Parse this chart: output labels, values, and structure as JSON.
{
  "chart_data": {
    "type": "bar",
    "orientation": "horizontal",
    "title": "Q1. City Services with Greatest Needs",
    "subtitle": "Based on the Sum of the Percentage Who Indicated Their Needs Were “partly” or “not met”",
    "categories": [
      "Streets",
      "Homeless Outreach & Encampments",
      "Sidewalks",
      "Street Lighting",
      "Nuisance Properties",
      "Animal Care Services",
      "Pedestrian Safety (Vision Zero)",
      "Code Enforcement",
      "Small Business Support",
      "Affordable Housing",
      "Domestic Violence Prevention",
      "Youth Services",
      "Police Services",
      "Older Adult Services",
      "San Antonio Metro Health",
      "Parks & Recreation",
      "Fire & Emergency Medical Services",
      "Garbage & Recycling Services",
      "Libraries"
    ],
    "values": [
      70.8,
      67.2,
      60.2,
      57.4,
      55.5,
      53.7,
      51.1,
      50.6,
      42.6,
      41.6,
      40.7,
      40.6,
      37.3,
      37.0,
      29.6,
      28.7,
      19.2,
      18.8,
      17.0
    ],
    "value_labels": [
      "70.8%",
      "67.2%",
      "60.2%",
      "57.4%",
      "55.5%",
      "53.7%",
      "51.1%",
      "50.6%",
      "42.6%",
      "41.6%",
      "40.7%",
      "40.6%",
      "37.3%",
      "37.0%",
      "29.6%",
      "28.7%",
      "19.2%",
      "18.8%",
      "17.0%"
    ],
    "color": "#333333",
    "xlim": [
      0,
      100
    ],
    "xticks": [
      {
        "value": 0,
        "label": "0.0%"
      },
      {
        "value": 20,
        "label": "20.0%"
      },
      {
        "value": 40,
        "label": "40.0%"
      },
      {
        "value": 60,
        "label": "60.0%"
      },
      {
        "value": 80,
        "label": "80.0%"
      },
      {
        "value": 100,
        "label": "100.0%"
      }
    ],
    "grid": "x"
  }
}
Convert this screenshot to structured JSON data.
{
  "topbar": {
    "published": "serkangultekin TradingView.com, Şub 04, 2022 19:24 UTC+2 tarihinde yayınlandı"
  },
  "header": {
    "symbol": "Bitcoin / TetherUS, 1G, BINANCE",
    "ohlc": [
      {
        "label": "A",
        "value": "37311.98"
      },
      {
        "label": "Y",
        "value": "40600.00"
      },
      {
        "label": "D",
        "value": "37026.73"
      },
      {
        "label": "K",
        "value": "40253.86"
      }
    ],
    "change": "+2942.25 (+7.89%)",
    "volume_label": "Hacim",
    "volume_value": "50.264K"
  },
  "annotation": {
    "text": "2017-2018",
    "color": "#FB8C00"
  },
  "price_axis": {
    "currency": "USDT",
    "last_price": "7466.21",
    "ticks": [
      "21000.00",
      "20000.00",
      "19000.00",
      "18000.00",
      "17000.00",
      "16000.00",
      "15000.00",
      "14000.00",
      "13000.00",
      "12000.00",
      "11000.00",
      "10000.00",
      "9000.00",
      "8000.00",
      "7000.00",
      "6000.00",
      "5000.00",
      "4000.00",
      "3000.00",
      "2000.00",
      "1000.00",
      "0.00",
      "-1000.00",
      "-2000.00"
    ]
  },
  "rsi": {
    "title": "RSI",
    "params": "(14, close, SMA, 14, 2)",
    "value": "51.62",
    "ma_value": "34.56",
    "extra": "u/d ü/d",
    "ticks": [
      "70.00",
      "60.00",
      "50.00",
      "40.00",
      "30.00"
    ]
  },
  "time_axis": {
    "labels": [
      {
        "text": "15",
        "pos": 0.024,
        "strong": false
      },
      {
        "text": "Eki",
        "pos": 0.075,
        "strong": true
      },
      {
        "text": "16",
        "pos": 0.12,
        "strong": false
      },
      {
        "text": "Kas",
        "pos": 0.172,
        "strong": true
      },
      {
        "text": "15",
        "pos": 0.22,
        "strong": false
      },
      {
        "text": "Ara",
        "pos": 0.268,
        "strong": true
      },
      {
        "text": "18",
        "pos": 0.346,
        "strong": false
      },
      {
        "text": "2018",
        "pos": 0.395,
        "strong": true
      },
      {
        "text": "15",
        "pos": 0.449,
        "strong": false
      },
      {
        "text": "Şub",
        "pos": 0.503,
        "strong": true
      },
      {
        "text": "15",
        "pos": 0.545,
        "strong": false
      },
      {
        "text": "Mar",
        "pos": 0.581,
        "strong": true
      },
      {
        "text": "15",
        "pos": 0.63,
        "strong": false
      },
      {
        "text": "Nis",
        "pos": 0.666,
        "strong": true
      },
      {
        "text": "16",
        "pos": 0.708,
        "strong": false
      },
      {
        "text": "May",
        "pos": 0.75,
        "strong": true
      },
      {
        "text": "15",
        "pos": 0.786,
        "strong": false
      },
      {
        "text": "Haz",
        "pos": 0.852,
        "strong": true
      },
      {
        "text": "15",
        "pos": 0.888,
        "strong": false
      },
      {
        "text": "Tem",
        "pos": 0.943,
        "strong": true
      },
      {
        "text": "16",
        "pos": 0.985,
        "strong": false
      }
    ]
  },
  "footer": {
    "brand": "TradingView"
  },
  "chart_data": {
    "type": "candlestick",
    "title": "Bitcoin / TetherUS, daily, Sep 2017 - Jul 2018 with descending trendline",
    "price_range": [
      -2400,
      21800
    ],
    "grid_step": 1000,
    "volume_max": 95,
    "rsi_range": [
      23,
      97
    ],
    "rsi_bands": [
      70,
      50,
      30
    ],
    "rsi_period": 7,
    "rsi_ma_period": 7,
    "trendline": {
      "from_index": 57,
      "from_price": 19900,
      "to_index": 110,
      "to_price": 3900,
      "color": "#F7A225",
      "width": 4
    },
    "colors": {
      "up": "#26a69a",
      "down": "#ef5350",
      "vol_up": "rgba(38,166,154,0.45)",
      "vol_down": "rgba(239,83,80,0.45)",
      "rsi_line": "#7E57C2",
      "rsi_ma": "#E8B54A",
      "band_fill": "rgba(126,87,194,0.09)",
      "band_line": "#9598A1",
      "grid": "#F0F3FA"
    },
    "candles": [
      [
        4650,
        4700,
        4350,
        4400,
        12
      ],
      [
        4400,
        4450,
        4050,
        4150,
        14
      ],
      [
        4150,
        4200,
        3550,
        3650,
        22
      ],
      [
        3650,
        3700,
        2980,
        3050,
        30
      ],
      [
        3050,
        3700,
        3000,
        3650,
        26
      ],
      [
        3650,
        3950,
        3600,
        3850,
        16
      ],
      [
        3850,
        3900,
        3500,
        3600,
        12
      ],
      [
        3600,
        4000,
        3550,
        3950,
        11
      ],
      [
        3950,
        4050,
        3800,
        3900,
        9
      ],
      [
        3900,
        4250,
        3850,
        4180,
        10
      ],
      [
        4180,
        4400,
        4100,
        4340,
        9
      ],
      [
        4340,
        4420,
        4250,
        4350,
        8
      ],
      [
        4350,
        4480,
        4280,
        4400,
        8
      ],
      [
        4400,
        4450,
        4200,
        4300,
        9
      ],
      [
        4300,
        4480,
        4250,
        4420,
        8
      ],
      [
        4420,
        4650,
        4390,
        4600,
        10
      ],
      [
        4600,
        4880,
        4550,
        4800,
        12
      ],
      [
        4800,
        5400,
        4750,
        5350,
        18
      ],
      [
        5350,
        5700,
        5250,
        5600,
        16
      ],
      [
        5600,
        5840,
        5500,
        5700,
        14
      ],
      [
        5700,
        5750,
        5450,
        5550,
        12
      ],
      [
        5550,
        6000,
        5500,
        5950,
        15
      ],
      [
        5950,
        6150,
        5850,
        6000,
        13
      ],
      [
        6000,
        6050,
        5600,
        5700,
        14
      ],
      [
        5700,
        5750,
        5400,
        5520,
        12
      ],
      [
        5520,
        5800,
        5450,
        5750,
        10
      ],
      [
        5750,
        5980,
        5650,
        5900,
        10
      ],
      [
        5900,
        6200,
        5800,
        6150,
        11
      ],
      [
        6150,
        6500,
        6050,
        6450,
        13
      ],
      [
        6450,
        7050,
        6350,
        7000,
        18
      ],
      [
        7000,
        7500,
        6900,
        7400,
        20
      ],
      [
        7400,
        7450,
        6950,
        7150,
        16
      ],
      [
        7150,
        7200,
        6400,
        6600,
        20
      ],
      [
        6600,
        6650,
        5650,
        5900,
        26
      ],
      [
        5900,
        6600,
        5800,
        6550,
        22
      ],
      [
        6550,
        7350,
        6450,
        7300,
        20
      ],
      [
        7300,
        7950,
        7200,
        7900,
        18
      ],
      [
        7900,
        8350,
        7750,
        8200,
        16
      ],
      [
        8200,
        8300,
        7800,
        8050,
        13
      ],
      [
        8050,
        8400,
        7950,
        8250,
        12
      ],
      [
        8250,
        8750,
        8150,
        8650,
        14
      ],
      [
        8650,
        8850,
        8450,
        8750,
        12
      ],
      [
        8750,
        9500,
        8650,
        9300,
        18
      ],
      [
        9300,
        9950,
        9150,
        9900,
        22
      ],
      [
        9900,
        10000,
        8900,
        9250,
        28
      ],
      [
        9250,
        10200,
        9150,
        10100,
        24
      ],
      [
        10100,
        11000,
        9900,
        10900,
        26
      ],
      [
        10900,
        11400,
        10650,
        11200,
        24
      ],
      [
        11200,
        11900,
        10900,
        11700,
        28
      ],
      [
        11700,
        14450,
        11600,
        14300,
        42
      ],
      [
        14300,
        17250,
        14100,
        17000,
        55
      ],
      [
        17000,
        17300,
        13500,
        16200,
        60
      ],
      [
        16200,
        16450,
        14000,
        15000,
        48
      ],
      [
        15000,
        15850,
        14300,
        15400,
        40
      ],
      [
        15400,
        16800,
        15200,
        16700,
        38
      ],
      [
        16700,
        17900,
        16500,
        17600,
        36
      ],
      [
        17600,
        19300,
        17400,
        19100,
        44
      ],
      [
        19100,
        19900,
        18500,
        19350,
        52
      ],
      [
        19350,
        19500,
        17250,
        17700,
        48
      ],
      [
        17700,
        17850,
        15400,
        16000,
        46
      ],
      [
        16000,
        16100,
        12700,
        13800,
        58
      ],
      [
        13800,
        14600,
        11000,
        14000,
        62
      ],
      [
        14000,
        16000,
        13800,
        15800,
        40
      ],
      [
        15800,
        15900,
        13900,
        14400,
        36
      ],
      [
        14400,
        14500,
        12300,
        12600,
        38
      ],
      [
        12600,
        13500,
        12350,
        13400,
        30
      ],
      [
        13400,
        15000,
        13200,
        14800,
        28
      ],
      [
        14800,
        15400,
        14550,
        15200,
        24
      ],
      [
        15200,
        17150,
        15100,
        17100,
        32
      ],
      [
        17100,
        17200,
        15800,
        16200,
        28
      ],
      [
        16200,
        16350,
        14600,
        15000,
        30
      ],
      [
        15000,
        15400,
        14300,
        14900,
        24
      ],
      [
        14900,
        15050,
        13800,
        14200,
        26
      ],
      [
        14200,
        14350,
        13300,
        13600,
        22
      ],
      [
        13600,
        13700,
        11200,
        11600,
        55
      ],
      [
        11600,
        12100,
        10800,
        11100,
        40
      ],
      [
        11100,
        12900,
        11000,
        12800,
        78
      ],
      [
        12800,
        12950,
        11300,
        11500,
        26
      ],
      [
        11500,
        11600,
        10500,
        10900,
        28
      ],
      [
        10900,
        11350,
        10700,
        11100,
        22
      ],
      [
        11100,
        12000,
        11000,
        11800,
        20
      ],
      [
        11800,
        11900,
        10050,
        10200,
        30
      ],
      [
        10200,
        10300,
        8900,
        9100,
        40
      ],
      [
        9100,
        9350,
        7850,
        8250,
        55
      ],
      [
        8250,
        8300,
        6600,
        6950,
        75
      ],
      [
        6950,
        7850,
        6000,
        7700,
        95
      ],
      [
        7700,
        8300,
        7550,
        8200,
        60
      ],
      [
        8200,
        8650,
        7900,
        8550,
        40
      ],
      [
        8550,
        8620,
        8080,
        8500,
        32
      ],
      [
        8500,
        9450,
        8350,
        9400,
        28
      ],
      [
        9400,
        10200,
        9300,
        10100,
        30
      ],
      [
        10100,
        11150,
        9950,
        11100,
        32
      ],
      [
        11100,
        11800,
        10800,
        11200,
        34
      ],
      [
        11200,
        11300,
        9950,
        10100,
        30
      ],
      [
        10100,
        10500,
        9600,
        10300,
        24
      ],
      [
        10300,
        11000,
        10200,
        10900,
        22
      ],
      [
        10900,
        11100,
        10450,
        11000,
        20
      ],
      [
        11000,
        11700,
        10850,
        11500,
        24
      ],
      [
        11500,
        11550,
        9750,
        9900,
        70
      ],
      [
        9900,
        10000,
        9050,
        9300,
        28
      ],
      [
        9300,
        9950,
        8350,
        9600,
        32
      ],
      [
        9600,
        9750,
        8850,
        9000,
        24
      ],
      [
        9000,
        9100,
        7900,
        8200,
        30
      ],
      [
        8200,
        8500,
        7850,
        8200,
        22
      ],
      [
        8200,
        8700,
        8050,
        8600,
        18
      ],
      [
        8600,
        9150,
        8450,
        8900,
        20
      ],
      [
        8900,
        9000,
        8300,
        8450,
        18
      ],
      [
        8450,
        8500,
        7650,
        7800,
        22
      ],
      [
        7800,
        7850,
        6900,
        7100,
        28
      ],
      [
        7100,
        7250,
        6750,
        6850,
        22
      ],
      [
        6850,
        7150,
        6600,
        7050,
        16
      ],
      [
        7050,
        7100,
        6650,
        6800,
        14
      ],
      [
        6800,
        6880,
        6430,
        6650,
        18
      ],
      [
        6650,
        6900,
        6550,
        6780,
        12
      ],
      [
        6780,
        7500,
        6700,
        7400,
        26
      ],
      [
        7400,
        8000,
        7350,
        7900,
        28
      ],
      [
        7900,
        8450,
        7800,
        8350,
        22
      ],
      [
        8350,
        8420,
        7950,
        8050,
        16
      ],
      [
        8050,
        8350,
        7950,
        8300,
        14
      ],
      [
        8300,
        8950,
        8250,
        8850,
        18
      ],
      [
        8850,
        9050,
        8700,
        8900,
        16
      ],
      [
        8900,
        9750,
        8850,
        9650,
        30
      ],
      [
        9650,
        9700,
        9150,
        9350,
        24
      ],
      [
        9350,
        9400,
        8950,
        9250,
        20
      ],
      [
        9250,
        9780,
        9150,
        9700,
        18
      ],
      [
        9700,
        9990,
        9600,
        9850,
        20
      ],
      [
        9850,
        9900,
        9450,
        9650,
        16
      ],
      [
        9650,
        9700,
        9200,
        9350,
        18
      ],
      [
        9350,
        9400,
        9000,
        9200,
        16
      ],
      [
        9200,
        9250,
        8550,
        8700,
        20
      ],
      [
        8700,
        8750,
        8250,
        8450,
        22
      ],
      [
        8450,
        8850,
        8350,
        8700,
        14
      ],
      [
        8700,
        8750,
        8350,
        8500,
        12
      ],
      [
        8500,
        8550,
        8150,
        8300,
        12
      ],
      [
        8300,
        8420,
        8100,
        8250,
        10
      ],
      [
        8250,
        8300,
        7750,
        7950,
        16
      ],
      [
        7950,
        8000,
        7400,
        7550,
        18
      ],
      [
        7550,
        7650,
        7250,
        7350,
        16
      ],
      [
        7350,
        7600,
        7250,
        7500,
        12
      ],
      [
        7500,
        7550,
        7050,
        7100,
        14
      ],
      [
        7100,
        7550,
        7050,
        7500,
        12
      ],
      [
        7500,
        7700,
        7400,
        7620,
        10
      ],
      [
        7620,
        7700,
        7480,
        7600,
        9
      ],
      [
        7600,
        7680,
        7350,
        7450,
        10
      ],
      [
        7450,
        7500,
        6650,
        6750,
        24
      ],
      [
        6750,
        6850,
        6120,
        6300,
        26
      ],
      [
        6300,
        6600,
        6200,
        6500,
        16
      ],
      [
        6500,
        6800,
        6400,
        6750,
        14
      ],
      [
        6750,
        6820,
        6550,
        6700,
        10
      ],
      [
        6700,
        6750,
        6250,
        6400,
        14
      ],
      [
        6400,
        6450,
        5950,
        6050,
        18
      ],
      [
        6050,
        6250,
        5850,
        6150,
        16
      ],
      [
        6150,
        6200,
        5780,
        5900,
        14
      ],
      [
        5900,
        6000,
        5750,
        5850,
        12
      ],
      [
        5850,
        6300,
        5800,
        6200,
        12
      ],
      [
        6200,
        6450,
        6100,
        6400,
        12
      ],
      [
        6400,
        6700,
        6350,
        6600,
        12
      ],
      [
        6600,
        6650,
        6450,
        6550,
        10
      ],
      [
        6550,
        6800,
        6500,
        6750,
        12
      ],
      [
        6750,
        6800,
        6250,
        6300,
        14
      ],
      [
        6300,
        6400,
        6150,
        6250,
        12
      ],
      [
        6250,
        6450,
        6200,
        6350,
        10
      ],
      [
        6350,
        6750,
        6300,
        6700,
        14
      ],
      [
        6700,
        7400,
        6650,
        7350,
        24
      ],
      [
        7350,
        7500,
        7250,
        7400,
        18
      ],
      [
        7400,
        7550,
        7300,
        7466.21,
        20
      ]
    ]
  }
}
+++++
* WORK TO BE COMPLETED *
Where a line above holds the string "Needs", show that line.

* SOLUTION TO THIS PROBLEM *
    "title": "Q1. City Services with Greatest Needs",
    "subtitle": "Based on the Sum of the Percentage Who Indicated Their Needs Were “partly” or “not met”",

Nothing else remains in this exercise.